REQUIREMENT: Without the pictures, copy all the entries below exactly.

•••

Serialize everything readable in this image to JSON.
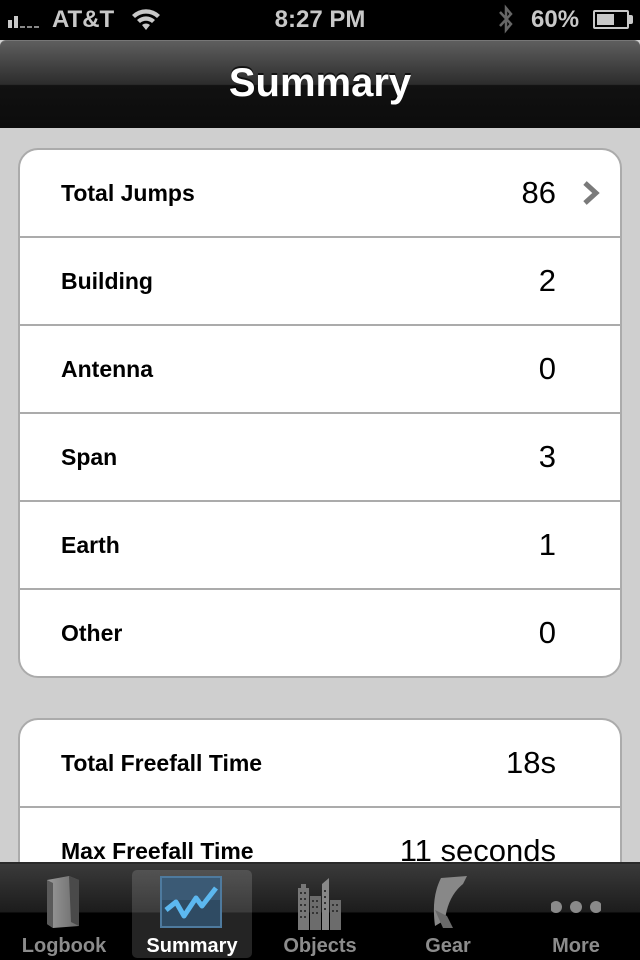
{
  "status_bar": {
    "carrier": "AT&T",
    "time": "8:27 PM",
    "battery_percent_label": "60%",
    "battery_level": 0.6,
    "signal_bars": 2,
    "signal_bars_max": 5,
    "icons": [
      "signal-icon",
      "wifi-icon",
      "bluetooth-icon",
      "battery-icon"
    ]
  },
  "nav": {
    "title": "Summary"
  },
  "jump_counts": {
    "rows": [
      {
        "label": "Total Jumps",
        "value": "86",
        "disclosure": true
      },
      {
        "label": "Building",
        "value": "2"
      },
      {
        "label": "Antenna",
        "value": "0"
      },
      {
        "label": "Span",
        "value": "3"
      },
      {
        "label": "Earth",
        "value": "1"
      },
      {
        "label": "Other",
        "value": "0"
      }
    ]
  },
  "freefall": {
    "rows": [
      {
        "label": "Total Freefall Time",
        "value": "18s"
      },
      {
        "label": "Max Freefall Time",
        "value": "11 seconds"
      }
    ]
  },
  "tab_bar": {
    "active": "Summary",
    "tabs": [
      {
        "label": "Logbook",
        "icon": "logbook-icon"
      },
      {
        "label": "Summary",
        "icon": "chart-icon"
      },
      {
        "label": "Objects",
        "icon": "buildings-icon"
      },
      {
        "label": "Gear",
        "icon": "gear-canopy-icon"
      },
      {
        "label": "More",
        "icon": "more-icon"
      }
    ]
  },
  "colors": {
    "background": "#cfcfcf",
    "card_border": "#ababab",
    "chevron": "#7a7a7a",
    "tab_active_icon": "#4aa8e8"
  }
}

•••

ANSWER TO THIS EXERCISE:
Serialize everything readable in this image to JSON.
{
  "status_bar": {
    "carrier": "AT&T",
    "time": "8:27 PM",
    "battery_percent_label": "60%",
    "battery_level": 0.6,
    "signal_bars": 2,
    "signal_bars_max": 5,
    "icons": [
      "signal-icon",
      "wifi-icon",
      "bluetooth-icon",
      "battery-icon"
    ]
  },
  "nav": {
    "title": "Summary"
  },
  "jump_counts": {
    "rows": [
      {
        "label": "Total Jumps",
        "value": "86",
        "disclosure": true
      },
      {
        "label": "Building",
        "value": "2"
      },
      {
        "label": "Antenna",
        "value": "0"
      },
      {
        "label": "Span",
        "value": "3"
      },
      {
        "label": "Earth",
        "value": "1"
      },
      {
        "label": "Other",
        "value": "0"
      }
    ]
  },
  "freefall": {
    "rows": [
      {
        "label": "Total Freefall Time",
        "value": "18s"
      },
      {
        "label": "Max Freefall Time",
        "value": "11 seconds"
      }
    ]
  },
  "tab_bar": {
    "active": "Summary",
    "tabs": [
      {
        "label": "Logbook",
        "icon": "logbook-icon"
      },
      {
        "label": "Summary",
        "icon": "chart-icon"
      },
      {
        "label": "Objects",
        "icon": "buildings-icon"
      },
      {
        "label": "Gear",
        "icon": "gear-canopy-icon"
      },
      {
        "label": "More",
        "icon": "more-icon"
      }
    ]
  },
  "colors": {
    "background": "#cfcfcf",
    "card_border": "#ababab",
    "chevron": "#7a7a7a",
    "tab_active_icon": "#4aa8e8"
  }
}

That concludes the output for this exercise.